• SET PROBLEM A: List the ways B4RN raised the bulk of the money it needed to get started, according to the rural broadband article.

Rolling out fibre-to-the-home (FTTH) to rural areas is expensive and difficult for a telco, so we’re told, which is why folks living in the sticks have to make do instead with cheaper alternatives like fibre-to-the-cabinet (FTTC), ADSL, or two tin cans and a length of string.
"Rural broadband is not economical and can’t be done? Rubbish! You just have to do it differently," declared Barry Forde, CEO of Broadband for the Rural North (B4RN), a community-led project that has built a gigabit FTTH network in rural Lancashire in northwest England.
Last week, Forde was awarded an MBE in the Queen’s birthday honours list for services to superfast broadband in rural communities. This week, he took to the stage at Connected Britain to talk about the work he undertook that e ventually culminated in this royal recognition.
B4RN offers 1 Gbps broadband for £30 per month to residential customers and SMEs with fewer than five employees. 10 Gbps broadband is also available for larger businesses if required.
The network is live in 27 rural parishes with populations ranging from the low thousands to the low hundreds.
So how did B4RN pay for a network that puts BT Infinity and Virgin Media to shame?
"You can try the banks but they’ll laugh at you," said Forde. Instead, B4RN established itself as a cooperative telco, and raised the bulk of the money it needed to get started – around £1.3 million – by issuing shares, taking out loans, and through donations.

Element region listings
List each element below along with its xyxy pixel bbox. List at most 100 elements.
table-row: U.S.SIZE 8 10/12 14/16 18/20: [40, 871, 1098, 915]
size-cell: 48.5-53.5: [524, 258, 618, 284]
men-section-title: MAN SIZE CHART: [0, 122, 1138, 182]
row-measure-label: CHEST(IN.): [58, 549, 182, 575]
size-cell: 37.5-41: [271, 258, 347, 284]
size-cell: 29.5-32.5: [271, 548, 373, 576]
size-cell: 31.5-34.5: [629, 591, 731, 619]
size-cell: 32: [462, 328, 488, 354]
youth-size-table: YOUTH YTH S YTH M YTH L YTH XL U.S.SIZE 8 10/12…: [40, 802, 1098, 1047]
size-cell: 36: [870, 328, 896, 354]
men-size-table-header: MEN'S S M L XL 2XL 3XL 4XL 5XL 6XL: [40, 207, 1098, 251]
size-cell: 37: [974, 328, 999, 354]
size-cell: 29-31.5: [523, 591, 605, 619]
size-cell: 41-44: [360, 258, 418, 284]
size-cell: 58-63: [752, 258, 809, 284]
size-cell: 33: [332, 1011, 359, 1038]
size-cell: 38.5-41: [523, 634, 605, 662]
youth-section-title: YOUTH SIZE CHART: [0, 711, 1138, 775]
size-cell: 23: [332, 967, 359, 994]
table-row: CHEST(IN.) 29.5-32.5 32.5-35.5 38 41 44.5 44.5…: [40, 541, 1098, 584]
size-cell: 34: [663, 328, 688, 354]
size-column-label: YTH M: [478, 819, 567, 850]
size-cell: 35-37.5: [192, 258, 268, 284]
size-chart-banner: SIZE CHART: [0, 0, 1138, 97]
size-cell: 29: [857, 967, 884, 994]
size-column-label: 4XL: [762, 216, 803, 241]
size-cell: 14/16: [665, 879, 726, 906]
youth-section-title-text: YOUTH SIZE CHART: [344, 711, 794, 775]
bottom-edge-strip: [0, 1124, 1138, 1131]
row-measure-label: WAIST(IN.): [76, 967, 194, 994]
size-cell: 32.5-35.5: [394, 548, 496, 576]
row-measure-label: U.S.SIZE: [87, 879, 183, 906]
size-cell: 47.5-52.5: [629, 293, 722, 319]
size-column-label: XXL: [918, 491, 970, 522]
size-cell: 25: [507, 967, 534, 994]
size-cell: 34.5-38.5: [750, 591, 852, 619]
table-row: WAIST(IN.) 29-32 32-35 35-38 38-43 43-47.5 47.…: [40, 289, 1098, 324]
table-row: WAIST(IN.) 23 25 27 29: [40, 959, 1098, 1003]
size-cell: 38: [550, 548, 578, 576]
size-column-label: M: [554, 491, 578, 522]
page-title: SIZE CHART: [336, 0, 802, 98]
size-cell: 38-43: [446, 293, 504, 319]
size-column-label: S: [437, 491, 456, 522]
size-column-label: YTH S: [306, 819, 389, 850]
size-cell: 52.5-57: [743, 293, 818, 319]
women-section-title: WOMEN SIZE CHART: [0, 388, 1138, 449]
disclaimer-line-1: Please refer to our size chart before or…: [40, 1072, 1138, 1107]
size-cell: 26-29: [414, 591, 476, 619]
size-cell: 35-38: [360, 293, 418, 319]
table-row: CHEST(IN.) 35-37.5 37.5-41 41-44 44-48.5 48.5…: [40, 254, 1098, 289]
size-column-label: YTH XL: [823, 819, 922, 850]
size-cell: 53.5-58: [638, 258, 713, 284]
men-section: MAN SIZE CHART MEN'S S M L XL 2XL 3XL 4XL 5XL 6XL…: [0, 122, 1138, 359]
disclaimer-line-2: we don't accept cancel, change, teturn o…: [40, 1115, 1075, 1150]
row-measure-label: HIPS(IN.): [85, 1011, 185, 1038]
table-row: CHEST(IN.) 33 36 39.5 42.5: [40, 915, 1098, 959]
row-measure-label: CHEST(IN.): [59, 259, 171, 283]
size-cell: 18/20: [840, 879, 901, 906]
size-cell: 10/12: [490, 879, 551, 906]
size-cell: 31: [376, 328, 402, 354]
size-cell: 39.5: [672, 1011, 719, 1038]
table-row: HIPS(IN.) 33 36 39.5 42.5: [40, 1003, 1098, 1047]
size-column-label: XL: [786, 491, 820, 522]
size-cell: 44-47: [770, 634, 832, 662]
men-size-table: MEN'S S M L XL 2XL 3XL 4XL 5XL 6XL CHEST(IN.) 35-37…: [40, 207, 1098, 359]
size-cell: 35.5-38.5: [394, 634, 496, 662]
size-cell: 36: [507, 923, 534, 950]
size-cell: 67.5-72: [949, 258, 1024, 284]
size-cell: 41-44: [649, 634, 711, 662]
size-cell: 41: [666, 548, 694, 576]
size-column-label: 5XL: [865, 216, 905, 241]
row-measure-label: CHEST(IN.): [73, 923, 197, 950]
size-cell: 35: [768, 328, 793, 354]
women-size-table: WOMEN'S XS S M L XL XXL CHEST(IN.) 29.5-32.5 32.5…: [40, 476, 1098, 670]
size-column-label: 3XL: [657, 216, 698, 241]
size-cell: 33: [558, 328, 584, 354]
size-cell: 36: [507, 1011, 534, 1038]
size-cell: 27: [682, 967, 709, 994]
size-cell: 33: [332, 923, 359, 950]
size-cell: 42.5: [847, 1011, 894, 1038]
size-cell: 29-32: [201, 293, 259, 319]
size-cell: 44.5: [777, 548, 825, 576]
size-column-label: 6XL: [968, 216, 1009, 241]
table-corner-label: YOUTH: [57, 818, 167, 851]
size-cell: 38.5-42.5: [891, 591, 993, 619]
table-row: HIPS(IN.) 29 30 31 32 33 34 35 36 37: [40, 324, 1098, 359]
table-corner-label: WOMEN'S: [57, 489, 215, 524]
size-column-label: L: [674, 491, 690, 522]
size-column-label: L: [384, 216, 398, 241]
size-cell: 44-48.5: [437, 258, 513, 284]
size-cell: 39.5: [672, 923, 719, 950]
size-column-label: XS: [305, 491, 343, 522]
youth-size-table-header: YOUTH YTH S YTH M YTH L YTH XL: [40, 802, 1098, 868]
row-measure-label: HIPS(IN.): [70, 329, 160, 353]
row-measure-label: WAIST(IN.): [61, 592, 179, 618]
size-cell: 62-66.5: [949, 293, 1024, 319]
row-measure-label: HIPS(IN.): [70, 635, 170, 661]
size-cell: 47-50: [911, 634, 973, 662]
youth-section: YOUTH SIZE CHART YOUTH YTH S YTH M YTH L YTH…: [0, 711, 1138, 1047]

• SET PROBLEM B: Render the records as a JSON list of strings, one per line, from the first line of the records up to and including the line that contains "size-cell: 14/16: [665, 879, 726, 906]". Leave out blank lines.

• EXERCISE OUTPUT A:
- Issuing shares
- Taking out loans
- Donations

• EXERCISE OUTPUT B:
[
  "List each element below along with its xyxy pixel bbox. List at most 100 elements.",
  "table-row: U.S.SIZE 8 10/12 14/16 18/20: [40, 871, 1098, 915]",
  "size-cell: 48.5-53.5: [524, 258, 618, 284]",
  "men-section-title: MAN SIZE CHART: [0, 122, 1138, 182]",
  "row-measure-label: CHEST(IN.): [58, 549, 182, 575]",
  "size-cell: 37.5-41: [271, 258, 347, 284]",
  "size-cell: 29.5-32.5: [271, 548, 373, 576]",
  "size-cell: 31.5-34.5: [629, 591, 731, 619]",
  "size-cell: 32: [462, 328, 488, 354]",
  "youth-size-table: YOUTH YTH S YTH M YTH L YTH XL U.S.SIZE 8 10/12…: [40, 802, 1098, 1047]",
  "size-cell: 36: [870, 328, 896, 354]",
  "men-size-table-header: MEN'S S M L XL 2XL 3XL 4XL 5XL 6XL: [40, 207, 1098, 251]",
  "size-cell: 37: [974, 328, 999, 354]",
  "size-cell: 29-31.5: [523, 591, 605, 619]",
  "size-cell: 41-44: [360, 258, 418, 284]",
  "size-cell: 58-63: [752, 258, 809, 284]",
  "size-cell: 33: [332, 1011, 359, 1038]",
  "size-cell: 38.5-41: [523, 634, 605, 662]",
  "youth-section-title: YOUTH SIZE CHART: [0, 711, 1138, 775]",
  "size-cell: 23: [332, 967, 359, 994]",
  "table-row: CHEST(IN.) 29.5-32.5 32.5-35.5 38 41 44.5 44.5…: [40, 541, 1098, 584]",
  "size-cell: 34: [663, 328, 688, 354]",
  "size-column-label: YTH M: [478, 819, 567, 850]",
  "size-cell: 35-37.5: [192, 258, 268, 284]",
  "size-chart-banner: SIZE CHART: [0, 0, 1138, 97]",
  "size-cell: 29: [857, 967, 884, 994]",
  "size-column-label: 4XL: [762, 216, 803, 241]",
  "size-cell: 14/16: [665, 879, 726, 906]"
]